=== Problem requirements ===
From the entries below, gather each line containing the word "next".

=== Data supplied ===
☆ ☆ ☆ ☆ ☆ ☆ ☆
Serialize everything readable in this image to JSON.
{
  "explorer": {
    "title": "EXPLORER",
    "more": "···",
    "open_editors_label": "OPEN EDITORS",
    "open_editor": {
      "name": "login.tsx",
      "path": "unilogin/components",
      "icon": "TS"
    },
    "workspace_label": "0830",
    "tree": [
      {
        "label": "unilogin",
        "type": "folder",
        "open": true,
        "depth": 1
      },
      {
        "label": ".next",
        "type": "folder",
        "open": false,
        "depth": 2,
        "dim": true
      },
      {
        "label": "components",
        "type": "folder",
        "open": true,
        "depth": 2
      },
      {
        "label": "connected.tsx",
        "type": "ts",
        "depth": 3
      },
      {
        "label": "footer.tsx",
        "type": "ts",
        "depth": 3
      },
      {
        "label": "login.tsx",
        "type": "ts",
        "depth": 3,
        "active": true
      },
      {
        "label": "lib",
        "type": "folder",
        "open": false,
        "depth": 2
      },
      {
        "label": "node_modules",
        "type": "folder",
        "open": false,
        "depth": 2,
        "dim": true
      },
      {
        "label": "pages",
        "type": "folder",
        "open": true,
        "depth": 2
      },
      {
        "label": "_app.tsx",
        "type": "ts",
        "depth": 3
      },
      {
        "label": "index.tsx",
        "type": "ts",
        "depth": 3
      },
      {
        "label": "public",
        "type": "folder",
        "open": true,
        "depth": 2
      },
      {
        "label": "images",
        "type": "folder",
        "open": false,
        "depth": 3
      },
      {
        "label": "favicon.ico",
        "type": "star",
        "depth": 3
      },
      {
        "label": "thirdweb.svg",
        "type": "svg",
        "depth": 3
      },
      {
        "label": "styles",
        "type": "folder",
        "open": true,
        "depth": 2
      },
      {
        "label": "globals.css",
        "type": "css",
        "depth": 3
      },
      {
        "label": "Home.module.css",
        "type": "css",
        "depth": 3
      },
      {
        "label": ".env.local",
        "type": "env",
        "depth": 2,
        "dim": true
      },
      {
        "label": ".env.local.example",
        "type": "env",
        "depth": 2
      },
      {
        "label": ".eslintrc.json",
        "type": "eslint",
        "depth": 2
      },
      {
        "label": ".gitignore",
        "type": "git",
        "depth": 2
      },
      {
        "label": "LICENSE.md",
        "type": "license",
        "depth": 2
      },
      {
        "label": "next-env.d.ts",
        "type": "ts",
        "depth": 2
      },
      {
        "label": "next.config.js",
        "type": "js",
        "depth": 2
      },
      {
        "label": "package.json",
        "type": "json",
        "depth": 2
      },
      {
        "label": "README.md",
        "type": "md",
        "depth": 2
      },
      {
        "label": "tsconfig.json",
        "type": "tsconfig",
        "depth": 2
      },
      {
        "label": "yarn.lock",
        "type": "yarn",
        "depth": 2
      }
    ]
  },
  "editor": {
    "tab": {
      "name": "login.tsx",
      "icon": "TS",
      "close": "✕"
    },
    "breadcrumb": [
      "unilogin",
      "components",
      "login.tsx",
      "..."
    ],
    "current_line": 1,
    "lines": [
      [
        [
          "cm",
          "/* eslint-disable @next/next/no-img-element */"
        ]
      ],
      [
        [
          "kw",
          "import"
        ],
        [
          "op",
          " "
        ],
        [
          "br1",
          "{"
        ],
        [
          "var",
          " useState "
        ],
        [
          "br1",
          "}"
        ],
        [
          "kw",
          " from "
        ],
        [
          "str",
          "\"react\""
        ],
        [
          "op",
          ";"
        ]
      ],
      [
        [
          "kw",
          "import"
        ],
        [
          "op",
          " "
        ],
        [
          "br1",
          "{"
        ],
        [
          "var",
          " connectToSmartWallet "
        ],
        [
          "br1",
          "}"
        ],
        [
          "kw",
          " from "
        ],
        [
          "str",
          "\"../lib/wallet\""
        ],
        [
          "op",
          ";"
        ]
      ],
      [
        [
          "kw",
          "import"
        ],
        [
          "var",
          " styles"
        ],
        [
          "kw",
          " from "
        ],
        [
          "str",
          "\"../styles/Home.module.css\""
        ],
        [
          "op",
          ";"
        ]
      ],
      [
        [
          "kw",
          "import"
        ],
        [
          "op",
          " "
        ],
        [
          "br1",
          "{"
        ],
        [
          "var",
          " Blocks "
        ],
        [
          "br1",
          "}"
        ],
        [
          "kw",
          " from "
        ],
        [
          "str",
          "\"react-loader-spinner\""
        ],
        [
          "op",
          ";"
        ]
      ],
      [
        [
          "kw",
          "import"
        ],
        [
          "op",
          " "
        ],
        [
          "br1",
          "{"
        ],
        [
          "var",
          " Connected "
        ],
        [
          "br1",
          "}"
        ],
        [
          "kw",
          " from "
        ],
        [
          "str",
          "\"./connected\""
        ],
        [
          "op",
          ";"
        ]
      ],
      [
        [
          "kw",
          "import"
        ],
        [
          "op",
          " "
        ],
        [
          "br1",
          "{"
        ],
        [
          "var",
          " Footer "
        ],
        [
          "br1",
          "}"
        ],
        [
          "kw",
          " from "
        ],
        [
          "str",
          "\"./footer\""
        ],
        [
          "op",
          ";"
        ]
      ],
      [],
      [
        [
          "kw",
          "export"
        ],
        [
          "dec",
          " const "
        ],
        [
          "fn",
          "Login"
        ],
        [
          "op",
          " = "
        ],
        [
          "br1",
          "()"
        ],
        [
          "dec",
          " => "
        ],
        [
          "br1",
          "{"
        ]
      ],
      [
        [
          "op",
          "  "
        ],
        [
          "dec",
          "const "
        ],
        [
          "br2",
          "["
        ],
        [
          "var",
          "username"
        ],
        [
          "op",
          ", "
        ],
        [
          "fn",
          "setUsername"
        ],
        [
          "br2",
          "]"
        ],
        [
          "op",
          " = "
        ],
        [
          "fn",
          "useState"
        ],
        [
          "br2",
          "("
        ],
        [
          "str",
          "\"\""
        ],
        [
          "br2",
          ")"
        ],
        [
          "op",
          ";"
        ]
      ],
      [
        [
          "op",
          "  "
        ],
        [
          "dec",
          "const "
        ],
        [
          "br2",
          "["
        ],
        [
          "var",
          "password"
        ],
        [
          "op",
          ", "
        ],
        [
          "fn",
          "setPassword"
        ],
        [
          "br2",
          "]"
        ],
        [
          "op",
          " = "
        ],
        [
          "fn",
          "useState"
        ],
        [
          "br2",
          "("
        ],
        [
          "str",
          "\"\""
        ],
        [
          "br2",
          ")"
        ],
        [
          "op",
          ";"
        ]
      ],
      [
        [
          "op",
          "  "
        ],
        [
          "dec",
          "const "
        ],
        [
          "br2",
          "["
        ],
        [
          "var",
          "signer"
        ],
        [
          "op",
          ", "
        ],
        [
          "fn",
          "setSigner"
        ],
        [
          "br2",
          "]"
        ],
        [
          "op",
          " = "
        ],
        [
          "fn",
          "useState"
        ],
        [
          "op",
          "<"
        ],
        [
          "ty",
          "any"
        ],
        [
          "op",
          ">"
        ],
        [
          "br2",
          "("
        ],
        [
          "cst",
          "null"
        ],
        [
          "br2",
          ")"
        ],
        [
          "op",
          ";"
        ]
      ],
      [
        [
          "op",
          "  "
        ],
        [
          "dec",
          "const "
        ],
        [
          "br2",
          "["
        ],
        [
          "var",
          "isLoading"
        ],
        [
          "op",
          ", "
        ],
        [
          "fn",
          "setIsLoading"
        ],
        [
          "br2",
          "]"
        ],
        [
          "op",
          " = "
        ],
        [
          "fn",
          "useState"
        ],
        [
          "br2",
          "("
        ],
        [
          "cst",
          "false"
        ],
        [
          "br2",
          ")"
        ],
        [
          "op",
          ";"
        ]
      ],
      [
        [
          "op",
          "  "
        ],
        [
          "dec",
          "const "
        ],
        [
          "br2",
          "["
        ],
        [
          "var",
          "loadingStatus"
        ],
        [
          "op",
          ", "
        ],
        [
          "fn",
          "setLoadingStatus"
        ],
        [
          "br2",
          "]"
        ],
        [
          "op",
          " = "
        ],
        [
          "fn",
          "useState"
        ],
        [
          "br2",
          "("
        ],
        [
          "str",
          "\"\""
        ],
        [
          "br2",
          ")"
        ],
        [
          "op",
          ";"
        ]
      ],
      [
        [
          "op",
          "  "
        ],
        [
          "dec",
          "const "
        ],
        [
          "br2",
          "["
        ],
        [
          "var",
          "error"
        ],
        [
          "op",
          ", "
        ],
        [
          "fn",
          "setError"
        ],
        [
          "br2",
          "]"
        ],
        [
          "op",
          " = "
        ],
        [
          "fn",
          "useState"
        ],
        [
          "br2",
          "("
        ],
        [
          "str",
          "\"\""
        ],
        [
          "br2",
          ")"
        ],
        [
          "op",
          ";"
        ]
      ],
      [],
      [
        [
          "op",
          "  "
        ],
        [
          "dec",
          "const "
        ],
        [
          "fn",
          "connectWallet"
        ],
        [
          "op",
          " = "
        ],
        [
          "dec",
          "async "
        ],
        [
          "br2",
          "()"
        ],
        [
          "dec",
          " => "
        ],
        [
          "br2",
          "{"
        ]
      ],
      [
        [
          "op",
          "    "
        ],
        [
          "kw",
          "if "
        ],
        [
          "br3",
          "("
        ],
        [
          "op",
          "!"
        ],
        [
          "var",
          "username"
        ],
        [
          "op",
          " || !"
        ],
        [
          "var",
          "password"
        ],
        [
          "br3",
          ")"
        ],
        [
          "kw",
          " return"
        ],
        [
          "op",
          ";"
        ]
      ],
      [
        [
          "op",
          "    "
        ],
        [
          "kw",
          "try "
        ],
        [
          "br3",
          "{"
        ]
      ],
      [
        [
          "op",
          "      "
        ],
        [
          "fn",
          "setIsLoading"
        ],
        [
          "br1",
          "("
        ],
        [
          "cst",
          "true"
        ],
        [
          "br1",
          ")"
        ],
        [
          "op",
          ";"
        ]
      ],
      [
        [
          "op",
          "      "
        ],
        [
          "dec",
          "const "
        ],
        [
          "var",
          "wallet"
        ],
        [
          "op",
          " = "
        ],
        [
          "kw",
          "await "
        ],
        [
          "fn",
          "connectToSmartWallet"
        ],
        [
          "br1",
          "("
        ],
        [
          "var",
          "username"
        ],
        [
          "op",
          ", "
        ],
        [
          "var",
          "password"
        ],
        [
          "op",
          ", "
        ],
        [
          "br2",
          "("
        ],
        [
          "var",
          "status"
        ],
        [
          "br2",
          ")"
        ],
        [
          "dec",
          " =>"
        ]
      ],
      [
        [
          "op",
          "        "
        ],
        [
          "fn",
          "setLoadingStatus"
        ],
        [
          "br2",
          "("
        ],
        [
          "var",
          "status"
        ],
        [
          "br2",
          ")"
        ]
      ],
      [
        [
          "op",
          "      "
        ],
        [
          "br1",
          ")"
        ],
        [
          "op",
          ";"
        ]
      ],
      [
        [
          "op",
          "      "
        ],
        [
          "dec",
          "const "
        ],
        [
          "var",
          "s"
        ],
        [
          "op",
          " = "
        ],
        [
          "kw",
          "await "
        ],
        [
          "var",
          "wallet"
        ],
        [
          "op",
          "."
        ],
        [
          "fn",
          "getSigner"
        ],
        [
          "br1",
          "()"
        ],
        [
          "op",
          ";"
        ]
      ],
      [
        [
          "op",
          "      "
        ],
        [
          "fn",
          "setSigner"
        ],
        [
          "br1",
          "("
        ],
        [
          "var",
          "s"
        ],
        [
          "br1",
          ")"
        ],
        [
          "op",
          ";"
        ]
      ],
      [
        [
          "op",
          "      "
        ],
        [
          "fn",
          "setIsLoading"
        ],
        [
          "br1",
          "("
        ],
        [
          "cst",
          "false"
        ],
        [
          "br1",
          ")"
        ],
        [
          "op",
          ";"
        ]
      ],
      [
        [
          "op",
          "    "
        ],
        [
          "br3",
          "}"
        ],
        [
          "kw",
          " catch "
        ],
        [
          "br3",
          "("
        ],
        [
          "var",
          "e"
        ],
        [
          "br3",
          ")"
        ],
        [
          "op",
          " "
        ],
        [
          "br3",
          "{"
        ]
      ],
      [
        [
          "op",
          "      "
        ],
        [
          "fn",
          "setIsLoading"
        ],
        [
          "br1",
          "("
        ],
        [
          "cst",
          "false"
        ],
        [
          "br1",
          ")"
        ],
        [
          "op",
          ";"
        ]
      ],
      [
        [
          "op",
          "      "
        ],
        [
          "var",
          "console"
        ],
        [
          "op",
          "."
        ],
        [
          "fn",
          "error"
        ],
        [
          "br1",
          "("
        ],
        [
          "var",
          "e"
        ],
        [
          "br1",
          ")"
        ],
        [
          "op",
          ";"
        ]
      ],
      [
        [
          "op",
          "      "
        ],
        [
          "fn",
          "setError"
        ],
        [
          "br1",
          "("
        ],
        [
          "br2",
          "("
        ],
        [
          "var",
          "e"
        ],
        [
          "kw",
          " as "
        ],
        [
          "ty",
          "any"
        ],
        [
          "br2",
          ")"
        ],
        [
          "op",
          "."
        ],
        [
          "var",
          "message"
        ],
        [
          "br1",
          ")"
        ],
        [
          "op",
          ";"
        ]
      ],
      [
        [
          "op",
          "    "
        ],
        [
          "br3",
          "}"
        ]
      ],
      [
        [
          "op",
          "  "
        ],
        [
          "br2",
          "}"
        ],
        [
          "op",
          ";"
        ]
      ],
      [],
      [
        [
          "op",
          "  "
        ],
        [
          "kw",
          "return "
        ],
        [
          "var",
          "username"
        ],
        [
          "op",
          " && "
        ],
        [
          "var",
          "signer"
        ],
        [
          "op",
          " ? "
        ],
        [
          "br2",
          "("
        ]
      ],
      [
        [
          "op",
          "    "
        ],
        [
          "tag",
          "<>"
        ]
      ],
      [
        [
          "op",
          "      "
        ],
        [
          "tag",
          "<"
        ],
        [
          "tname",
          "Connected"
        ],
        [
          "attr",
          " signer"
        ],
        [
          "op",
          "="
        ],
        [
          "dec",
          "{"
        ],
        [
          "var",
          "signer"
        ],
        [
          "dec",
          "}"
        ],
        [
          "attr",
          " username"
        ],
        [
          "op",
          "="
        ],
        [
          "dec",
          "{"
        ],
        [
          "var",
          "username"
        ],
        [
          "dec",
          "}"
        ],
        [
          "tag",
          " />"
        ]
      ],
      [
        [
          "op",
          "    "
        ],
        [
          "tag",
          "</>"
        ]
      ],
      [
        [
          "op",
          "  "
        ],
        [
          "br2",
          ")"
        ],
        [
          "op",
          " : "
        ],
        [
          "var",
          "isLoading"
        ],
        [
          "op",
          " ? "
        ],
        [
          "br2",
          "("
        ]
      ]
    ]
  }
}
☆ ☆ ☆ ☆ ☆ ☆ ☆
=== Task result ===
        "label": ".next",
        "label": "next-env.d.ts",
        "label": "next.config.js",
          "/* eslint-disable @next/next/no-img-element */"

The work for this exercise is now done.